Quoted passage:
____________

Employment Security, Voluntary unemployment.
Substantial evidence supported separate decisions of the board of review of the division of unemployment assistance (board) denying two respective employees' applications for unemployment benefits after leaving their jobs in return for a so-called "voluntary separation package" (VSP), where the employees departed voluntarily, without reasonable belief that they would soon be laid off if they did not accept the VSP, and where nothing in the cases raised any question that employer-created uncertainty prevented the employees from making a realistic assessment of their risk of imminent layoff [519-522]; however, with regard to the board's denial of unemployment benefits to a third employee who was offered a VSP, a question existed whether the employer substantially hindered the employee's ability to make a realistic assessment of the likelihood that she would soon be involuntarily separated, requiring further findings by the board on the issue whether the employee had "good cause" to elect the VSP [522-525].
CIVIL ACTION commenced in the Plymouth Division of the District Court Department on May 3, 2004.
The cases were heard by Thomas F. Brownell, J.
CIVIL ACTION commenced in the Boston Municipal Court Department on July 16, 2004.
The case was heard by Raymond C. Dougan.
CIVIL ACTION commenced in the Boston Municipal Court Department on July 16, 2004.
The case was heard by Raymond C. Dougan.
Eugene R. Richard for the plaintiffs.
Neil P. Olson, Assistant Attorney General, for Commissioner of the Division of Unemployment Assistance.
Arthur G. Telegen (Claudia T. Centomini with him) for Verizon of New England, Inc.

____________

Input for this task:
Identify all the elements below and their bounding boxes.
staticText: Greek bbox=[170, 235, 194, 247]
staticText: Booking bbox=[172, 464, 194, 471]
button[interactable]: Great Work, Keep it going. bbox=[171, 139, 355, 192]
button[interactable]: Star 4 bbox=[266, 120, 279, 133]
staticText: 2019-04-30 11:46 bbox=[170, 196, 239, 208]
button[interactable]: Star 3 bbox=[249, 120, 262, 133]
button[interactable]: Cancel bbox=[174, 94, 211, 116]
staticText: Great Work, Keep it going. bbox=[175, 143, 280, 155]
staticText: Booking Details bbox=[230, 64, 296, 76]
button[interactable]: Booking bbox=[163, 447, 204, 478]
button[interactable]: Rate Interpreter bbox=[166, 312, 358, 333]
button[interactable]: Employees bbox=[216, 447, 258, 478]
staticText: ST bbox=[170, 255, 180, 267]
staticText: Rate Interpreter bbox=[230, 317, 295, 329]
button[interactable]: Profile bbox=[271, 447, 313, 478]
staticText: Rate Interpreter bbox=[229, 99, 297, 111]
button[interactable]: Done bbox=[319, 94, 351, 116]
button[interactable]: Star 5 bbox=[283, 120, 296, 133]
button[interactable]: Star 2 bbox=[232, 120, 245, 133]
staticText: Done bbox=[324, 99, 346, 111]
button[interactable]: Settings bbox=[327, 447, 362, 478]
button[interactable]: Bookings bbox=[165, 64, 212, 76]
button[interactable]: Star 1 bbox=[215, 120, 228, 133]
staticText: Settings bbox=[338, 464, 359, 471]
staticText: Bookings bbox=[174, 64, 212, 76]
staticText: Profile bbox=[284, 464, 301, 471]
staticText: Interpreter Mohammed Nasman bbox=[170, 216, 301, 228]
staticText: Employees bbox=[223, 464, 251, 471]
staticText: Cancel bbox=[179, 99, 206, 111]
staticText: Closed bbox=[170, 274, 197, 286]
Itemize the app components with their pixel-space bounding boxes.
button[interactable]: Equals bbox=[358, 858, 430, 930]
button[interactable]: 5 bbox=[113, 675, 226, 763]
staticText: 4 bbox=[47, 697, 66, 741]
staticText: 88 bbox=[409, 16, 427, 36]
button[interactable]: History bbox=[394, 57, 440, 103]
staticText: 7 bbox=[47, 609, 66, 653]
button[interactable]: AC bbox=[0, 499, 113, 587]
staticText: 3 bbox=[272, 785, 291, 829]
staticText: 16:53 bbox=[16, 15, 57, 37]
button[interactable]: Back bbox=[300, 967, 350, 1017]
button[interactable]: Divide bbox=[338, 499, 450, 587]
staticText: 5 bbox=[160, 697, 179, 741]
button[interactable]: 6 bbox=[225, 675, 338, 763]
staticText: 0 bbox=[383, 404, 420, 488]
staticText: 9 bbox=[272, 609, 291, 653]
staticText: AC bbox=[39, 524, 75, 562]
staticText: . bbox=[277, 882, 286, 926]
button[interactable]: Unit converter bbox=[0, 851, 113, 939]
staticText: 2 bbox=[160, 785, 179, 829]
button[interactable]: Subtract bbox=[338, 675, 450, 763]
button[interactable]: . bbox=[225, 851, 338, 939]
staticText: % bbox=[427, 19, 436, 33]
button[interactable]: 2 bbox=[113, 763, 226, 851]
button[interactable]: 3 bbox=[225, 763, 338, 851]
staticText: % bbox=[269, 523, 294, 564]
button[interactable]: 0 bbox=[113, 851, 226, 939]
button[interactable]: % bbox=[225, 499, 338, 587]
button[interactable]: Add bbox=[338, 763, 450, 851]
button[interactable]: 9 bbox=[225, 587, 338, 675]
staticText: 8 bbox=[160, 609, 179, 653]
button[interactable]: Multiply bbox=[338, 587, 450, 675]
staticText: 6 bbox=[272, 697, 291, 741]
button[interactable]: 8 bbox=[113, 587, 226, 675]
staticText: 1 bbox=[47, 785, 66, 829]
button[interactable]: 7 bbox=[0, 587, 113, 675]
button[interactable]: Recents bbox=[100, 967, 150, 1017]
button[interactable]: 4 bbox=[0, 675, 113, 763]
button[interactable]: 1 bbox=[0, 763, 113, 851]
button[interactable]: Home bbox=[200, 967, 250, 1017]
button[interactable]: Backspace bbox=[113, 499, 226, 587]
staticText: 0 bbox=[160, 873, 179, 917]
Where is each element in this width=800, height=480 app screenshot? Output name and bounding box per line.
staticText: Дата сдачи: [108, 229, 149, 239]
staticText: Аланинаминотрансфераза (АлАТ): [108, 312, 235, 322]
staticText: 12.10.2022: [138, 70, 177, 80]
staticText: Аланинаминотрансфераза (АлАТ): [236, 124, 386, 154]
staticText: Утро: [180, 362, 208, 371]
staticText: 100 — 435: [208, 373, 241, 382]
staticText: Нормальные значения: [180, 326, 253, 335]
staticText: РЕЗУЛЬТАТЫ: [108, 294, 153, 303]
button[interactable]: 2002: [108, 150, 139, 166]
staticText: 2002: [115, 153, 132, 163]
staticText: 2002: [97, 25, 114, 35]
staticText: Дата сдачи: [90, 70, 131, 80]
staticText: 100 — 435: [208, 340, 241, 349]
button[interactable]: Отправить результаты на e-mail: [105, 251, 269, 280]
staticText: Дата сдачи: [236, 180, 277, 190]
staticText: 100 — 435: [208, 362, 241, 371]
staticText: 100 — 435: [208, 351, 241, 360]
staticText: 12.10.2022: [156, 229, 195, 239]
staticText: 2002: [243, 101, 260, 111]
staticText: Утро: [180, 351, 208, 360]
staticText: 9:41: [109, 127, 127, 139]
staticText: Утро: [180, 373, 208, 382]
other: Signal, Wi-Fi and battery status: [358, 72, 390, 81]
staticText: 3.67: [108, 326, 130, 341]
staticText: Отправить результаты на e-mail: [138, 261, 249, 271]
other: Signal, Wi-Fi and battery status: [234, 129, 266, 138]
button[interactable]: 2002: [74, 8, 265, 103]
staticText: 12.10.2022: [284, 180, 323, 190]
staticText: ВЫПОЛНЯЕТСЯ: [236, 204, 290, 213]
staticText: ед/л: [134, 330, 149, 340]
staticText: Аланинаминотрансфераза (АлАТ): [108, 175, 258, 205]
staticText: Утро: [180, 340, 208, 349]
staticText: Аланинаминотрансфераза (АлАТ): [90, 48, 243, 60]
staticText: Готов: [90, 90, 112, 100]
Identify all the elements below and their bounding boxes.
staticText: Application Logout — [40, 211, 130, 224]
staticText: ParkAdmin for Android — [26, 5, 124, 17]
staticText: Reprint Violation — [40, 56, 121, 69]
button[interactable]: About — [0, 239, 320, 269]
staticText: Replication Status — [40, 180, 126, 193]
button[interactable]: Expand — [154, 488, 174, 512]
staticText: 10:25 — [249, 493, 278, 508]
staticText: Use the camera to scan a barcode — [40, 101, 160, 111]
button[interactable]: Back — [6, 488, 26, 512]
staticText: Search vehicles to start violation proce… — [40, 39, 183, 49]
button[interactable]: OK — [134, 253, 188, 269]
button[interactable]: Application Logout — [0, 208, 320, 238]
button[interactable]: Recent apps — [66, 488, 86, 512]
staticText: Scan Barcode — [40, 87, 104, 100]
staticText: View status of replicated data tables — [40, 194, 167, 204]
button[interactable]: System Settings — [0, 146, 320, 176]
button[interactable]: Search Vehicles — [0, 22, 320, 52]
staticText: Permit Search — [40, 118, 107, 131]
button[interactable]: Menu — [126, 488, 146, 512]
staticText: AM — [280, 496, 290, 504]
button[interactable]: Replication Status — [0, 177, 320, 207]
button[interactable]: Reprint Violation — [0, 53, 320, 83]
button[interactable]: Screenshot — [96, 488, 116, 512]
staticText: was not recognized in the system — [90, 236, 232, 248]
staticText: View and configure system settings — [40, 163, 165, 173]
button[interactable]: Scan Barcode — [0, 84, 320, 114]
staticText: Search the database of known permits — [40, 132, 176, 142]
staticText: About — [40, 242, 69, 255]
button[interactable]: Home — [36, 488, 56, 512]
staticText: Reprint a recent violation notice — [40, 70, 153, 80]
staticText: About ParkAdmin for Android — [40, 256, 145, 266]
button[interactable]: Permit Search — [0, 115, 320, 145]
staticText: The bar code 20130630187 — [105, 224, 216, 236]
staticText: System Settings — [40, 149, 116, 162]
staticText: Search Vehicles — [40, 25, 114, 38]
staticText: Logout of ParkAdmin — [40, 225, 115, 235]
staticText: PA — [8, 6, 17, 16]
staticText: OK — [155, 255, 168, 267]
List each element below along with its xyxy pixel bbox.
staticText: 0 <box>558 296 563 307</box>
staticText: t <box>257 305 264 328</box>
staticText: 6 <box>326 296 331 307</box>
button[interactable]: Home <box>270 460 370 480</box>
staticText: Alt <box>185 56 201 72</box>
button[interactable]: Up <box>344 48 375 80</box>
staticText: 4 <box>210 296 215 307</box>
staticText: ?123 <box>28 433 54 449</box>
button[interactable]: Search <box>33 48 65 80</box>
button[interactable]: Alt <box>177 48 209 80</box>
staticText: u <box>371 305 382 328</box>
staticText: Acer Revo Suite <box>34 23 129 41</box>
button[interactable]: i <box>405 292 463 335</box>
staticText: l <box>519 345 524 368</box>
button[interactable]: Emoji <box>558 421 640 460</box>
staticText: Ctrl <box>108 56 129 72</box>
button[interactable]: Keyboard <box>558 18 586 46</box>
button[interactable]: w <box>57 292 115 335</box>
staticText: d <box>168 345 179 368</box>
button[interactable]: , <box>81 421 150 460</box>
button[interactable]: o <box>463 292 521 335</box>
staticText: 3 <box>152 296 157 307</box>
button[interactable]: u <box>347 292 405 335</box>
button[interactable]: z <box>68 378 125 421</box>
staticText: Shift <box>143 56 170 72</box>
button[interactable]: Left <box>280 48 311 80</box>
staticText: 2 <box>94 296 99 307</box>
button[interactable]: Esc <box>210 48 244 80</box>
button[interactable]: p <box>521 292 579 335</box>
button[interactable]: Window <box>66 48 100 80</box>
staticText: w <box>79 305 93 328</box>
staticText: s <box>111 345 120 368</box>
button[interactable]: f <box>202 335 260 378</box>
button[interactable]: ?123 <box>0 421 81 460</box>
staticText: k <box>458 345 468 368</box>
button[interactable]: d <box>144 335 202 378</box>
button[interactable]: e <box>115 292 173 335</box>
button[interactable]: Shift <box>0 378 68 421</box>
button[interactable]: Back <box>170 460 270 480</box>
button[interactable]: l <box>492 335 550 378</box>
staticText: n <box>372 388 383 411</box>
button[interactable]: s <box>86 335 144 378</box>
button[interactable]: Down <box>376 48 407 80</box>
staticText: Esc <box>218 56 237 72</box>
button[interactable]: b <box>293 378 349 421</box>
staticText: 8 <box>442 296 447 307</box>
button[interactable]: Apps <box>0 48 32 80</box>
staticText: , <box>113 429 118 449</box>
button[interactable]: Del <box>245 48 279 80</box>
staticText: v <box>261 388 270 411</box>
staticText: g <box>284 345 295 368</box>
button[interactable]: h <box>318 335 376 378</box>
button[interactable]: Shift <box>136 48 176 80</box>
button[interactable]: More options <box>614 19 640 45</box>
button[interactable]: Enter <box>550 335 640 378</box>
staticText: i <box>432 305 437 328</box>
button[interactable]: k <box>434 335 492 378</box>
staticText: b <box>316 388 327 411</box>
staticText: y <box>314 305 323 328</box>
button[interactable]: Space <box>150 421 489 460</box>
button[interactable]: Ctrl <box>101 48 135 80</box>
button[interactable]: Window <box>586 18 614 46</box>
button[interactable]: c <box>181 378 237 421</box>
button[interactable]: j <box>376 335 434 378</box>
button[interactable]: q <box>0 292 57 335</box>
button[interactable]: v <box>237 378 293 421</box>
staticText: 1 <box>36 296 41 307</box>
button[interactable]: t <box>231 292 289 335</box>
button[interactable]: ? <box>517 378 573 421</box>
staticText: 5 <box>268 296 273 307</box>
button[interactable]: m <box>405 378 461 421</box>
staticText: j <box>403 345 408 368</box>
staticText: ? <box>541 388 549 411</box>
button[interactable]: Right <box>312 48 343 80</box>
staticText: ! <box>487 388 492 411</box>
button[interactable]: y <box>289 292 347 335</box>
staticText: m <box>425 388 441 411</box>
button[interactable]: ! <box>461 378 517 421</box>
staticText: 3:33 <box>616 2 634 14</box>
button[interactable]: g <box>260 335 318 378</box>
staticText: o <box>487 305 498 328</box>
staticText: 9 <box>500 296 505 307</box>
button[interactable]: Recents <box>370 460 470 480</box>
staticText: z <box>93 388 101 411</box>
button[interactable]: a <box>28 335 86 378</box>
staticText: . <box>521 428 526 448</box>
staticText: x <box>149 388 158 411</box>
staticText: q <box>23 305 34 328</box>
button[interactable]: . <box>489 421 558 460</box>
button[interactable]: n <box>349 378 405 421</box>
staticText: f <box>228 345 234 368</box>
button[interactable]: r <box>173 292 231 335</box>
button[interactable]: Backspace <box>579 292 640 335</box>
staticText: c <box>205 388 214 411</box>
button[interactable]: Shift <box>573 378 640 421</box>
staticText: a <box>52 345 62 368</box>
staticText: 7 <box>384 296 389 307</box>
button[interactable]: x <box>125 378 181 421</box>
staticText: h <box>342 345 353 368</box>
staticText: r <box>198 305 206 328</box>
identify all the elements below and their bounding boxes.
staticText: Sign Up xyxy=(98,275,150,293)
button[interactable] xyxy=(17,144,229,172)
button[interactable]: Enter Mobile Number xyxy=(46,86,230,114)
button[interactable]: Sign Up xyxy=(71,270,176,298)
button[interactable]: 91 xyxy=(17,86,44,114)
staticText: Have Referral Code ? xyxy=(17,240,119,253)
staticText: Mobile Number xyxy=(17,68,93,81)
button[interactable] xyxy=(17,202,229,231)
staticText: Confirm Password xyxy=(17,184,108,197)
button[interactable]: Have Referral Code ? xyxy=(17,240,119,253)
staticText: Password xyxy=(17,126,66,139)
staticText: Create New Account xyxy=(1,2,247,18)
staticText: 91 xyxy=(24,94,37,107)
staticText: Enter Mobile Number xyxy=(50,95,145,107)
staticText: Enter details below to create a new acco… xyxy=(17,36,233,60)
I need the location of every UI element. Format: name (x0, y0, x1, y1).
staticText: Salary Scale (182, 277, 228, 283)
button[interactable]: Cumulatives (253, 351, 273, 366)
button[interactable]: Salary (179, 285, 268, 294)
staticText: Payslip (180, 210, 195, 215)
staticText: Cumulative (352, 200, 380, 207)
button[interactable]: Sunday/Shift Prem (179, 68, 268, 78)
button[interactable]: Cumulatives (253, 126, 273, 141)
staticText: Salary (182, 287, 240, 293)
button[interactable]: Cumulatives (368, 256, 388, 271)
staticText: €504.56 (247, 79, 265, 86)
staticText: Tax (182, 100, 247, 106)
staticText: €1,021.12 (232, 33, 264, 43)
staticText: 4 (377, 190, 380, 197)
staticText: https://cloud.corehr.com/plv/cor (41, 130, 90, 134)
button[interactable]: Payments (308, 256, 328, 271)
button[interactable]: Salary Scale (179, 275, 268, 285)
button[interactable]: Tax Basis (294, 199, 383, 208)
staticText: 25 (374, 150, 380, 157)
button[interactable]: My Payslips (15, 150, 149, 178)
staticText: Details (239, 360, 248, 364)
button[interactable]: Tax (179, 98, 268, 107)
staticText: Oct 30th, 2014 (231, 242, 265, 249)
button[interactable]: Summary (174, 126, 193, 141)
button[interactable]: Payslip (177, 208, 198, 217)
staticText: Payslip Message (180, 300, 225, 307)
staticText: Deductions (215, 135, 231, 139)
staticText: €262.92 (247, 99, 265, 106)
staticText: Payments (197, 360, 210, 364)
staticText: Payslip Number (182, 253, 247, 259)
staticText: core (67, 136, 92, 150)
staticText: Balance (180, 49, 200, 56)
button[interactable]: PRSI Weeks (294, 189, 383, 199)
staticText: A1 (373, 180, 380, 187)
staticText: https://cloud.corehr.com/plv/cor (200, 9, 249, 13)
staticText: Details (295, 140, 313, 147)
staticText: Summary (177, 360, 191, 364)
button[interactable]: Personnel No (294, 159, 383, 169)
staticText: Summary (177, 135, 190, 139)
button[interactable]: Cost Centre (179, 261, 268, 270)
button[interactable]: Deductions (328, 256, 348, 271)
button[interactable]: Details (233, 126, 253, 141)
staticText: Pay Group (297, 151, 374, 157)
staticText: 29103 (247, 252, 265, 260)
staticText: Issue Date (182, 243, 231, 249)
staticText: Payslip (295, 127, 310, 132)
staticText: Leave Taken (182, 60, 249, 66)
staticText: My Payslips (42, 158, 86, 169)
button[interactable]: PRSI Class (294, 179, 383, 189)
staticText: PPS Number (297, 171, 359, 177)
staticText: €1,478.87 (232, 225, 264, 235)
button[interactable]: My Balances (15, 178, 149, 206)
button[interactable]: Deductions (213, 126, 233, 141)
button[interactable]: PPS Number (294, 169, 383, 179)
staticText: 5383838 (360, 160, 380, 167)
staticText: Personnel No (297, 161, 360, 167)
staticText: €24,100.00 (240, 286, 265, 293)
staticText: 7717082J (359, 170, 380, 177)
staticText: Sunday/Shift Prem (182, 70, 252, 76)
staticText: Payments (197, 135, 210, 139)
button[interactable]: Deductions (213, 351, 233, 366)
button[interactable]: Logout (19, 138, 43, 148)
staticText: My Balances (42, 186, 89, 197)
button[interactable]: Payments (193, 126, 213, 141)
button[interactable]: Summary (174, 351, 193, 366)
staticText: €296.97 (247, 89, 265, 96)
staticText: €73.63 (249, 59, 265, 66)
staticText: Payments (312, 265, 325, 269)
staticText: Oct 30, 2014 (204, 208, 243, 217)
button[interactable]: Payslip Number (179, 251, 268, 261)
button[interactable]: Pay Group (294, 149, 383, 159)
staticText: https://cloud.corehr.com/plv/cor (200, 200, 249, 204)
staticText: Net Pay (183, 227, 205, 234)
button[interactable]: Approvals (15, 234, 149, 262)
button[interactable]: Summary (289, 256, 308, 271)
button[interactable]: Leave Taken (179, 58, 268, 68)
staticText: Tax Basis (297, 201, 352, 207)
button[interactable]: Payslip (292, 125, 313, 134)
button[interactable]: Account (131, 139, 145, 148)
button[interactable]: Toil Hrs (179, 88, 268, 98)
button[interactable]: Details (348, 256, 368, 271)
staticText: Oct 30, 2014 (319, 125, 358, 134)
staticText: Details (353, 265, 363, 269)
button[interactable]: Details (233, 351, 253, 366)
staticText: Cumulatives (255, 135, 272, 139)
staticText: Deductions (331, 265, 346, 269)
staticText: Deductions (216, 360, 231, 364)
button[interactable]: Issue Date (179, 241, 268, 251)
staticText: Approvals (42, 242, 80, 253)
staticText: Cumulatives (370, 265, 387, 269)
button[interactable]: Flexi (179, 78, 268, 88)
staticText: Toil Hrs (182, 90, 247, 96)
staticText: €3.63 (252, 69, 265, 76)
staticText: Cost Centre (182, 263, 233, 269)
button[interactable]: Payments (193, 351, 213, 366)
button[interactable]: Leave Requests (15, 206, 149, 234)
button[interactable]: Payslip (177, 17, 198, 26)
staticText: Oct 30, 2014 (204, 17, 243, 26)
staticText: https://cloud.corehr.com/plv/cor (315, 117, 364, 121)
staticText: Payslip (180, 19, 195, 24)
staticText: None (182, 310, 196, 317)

____________

Problems to solve:
[a] Copy the records exactly, from their first line through the line containing "staticText: 0 bbox=[383, 404, 420, 488]".
[b] Proceed with the court summary on unemployment benefits after voluntary separation packages, starting after its last line.
The records are unrelated to the text.

Written answers:
[a]
Identify all the elements below and their bounding boxes.
staticText: Greek bbox=[170, 235, 194, 247]
staticText: Booking bbox=[172, 464, 194, 471]
button[interactable]: Great Work, Keep it going. bbox=[171, 139, 355, 192]
button[interactable]: Star 4 bbox=[266, 120, 279, 133]
staticText: 2019-04-30 11:46 bbox=[170, 196, 239, 208]
button[interactable]: Star 3 bbox=[249, 120, 262, 133]
button[interactable]: Cancel bbox=[174, 94, 211, 116]
staticText: Great Work, Keep it going. bbox=[175, 143, 280, 155]
staticText: Booking Details bbox=[230, 64, 296, 76]
button[interactable]: Booking bbox=[163, 447, 204, 478]
button[interactable]: Rate Interpreter bbox=[166, 312, 358, 333]
button[interactable]: Employees bbox=[216, 447, 258, 478]
staticText: ST bbox=[170, 255, 180, 267]
staticText: Rate Interpreter bbox=[230, 317, 295, 329]
button[interactable]: Profile bbox=[271, 447, 313, 478]
staticText: Rate Interpreter bbox=[229, 99, 297, 111]
button[interactable]: Done bbox=[319, 94, 351, 116]
button[interactable]: Star 5 bbox=[283, 120, 296, 133]
button[interactable]: Star 2 bbox=[232, 120, 245, 133]
staticText: Done bbox=[324, 99, 346, 111]
button[interactable]: Settings bbox=[327, 447, 362, 478]
button[interactable]: Bookings bbox=[165, 64, 212, 76]
button[interactable]: Star 1 bbox=[215, 120, 228, 133]
staticText: Settings bbox=[338, 464, 359, 471]
staticText: Bookings bbox=[174, 64, 212, 76]
staticText: Profile bbox=[284, 464, 301, 471]
staticText: Interpreter Mohammed Nasman bbox=[170, 216, 301, 228]
staticText: Employees bbox=[223, 464, 251, 471]
staticText: Cancel bbox=[179, 99, 206, 111]
staticText: Closed bbox=[170, 274, 197, 286]
Itemize the app components with their pixel-space bounding boxes.
button[interactable]: Equals bbox=[358, 858, 430, 930]
button[interactable]: 5 bbox=[113, 675, 226, 763]
staticText: 4 bbox=[47, 697, 66, 741]
staticText: 88 bbox=[409, 16, 427, 36]
button[interactable]: History bbox=[394, 57, 440, 103]
staticText: 7 bbox=[47, 609, 66, 653]
button[interactable]: AC bbox=[0, 499, 113, 587]
staticText: 3 bbox=[272, 785, 291, 829]
staticText: 16:53 bbox=[16, 15, 57, 37]
button[interactable]: Back bbox=[300, 967, 350, 1017]
button[interactable]: Divide bbox=[338, 499, 450, 587]
staticText: 5 bbox=[160, 697, 179, 741]
button[interactable]: 6 bbox=[225, 675, 338, 763]
staticText: 0 bbox=[383, 404, 420, 488]

[b]
COHEN, J. In these companion cases, we consider the eligibility of three former employees of Verizon New England, Inc. (Verizon), to receive unemployment compensation benefits after leaving their jobs in return for a so-called "voluntary separation package" (VSP). In each case, the Division of Unemployment Assistance (DUA) denied the employee's application for benefits, the employee appealed to the division's hearings department, and, after hearing, a review examiner affirmed the denial of benefits on the ground that the employee had departed voluntarily, without reasonable belief that he or she would soon be laid off if the VSP was not accepted. See White v. Director of the Div. of Employment Sec., 382 Mass. 596 , 597-598 (1981) (White). In each case, the board of review (board) declined to hear the employee's appeal, thereby making the hearing examiner's decision the final decision of the board. G. L. c. 151A, § 41(c). See Bleich v. Maimonides Sch., 447 Mass. 38 , 39 (2006).
Each of the employees then sought judicial review, pursuant to G. L. c. 151A, § 42. In the case of Marian Curtis, a judge of the Plymouth District Court affirmed the board's decision. In the cases of George and Nancy Gaudin, [Note 3] a married couple employed in different units at Verizon, a judge of the Boston Municipal Court affirmed the denial of benefits to George, but reversed as to Nancy, concluding that the board's decision to deny her benefits was not supported by substantial evidence. Curtis and George have appealed to this court from the decisions denying their claims, and Verizon has appealed from the decision reversing the denial of Nancy's claim.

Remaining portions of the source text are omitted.